» **WORK REQUIRED**:
The records below are to be quoted in full; please keep every word exact.

» **INFORMATION PROVIDED**:

-*-

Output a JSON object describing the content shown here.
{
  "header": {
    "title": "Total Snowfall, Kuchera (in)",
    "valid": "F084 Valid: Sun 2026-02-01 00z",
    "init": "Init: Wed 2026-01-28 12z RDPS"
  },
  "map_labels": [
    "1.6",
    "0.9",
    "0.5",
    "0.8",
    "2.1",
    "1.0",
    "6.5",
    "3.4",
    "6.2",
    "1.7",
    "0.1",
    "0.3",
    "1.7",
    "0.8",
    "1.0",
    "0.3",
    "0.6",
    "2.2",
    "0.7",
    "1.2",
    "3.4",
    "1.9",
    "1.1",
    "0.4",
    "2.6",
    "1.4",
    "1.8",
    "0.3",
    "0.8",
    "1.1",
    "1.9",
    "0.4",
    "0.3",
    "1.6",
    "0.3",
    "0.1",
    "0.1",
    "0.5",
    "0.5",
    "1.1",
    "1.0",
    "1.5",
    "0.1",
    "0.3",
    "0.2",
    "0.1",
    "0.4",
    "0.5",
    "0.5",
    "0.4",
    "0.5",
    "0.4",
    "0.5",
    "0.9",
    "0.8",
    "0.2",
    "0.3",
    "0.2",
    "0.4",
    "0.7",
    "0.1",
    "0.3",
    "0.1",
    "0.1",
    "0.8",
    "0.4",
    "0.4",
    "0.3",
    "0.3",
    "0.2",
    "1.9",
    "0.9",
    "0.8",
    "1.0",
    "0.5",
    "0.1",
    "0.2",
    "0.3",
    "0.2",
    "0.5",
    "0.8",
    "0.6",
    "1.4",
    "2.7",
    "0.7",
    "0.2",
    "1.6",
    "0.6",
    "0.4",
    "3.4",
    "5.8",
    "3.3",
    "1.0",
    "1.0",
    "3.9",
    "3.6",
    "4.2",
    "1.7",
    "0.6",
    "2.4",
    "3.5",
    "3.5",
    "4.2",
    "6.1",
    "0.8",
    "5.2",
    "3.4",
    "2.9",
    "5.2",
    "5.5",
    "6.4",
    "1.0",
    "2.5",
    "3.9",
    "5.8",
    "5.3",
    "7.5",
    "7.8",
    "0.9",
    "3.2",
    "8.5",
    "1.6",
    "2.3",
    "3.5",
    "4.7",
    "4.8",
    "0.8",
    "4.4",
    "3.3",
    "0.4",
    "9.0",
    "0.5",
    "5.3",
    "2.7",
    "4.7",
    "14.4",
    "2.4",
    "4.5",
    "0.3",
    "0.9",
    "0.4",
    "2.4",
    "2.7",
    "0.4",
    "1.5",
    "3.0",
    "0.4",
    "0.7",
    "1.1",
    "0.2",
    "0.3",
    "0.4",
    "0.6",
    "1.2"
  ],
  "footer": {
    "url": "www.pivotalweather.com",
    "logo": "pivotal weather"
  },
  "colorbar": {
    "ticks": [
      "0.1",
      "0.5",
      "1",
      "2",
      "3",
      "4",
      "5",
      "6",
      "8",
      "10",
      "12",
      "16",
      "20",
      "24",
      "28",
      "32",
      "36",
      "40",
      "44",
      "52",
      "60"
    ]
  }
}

-*-

» **FULL RESPONSE**:
Output a JSON object describing the content shown here.
{
  "header": {
    "title": "Total Snowfall, Kuchera (in)",
    "valid": "F084 Valid: Sun 2026-02-01 00z",
    "init": "Init: Wed 2026-01-28 12z RDPS"
  },
  "map_labels": [
    "1.6",
    "0.9",
    "0.5",
    "0.8",
    "2.1",
    "1.0",
    "6.5",
    "3.4",
    "6.2",
    "1.7",
    "0.1",
    "0.3",
    "1.7",
    "0.8",
    "1.0",
    "0.3",
    "0.6",
    "2.2",
    "0.7",
    "1.2",
    "3.4",
    "1.9",
    "1.1",
    "0.4",
    "2.6",
    "1.4",
    "1.8",
    "0.3",
    "0.8",
    "1.1",
    "1.9",
    "0.4",
    "0.3",
    "1.6",
    "0.3",
    "0.1",
    "0.1",
    "0.5",
    "0.5",
    "1.1",
    "1.0",
    "1.5",
    "0.1",
    "0.3",
    "0.2",
    "0.1",
    "0.4",
    "0.5",
    "0.5",
    "0.4",
    "0.5",
    "0.4",
    "0.5",
    "0.9",
    "0.8",
    "0.2",
    "0.3",
    "0.2",
    "0.4",
    "0.7",
    "0.1",
    "0.3",
    "0.1",
    "0.1",
    "0.8",
    "0.4",
    "0.4",
    "0.3",
    "0.3",
    "0.2",
    "1.9",
    "0.9",
    "0.8",
    "1.0",
    "0.5",
    "0.1",
    "0.2",
    "0.3",
    "0.2",
    "0.5",
    "0.8",
    "0.6",
    "1.4",
    "2.7",
    "0.7",
    "0.2",
    "1.6",
    "0.6",
    "0.4",
    "3.4",
    "5.8",
    "3.3",
    "1.0",
    "1.0",
    "3.9",
    "3.6",
    "4.2",
    "1.7",
    "0.6",
    "2.4",
    "3.5",
    "3.5",
    "4.2",
    "6.1",
    "0.8",
    "5.2",
    "3.4",
    "2.9",
    "5.2",
    "5.5",
    "6.4",
    "1.0",
    "2.5",
    "3.9",
    "5.8",
    "5.3",
    "7.5",
    "7.8",
    "0.9",
    "3.2",
    "8.5",
    "1.6",
    "2.3",
    "3.5",
    "4.7",
    "4.8",
    "0.8",
    "4.4",
    "3.3",
    "0.4",
    "9.0",
    "0.5",
    "5.3",
    "2.7",
    "4.7",
    "14.4",
    "2.4",
    "4.5",
    "0.3",
    "0.9",
    "0.4",
    "2.4",
    "2.7",
    "0.4",
    "1.5",
    "3.0",
    "0.4",
    "0.7",
    "1.1",
    "0.2",
    "0.3",
    "0.4",
    "0.6",
    "1.2"
  ],
  "footer": {
    "url": "www.pivotalweather.com",
    "logo": "pivotal weather"
  },
  "colorbar": {
    "ticks": [
      "0.1",
      "0.5",
      "1",
      "2",
      "3",
      "4",
      "5",
      "6",
      "8",
      "10",
      "12",
      "16",
      "20",
      "24",
      "28",
      "32",
      "36",
      "40",
      "44",
      "52",
      "60"
    ]
  }
}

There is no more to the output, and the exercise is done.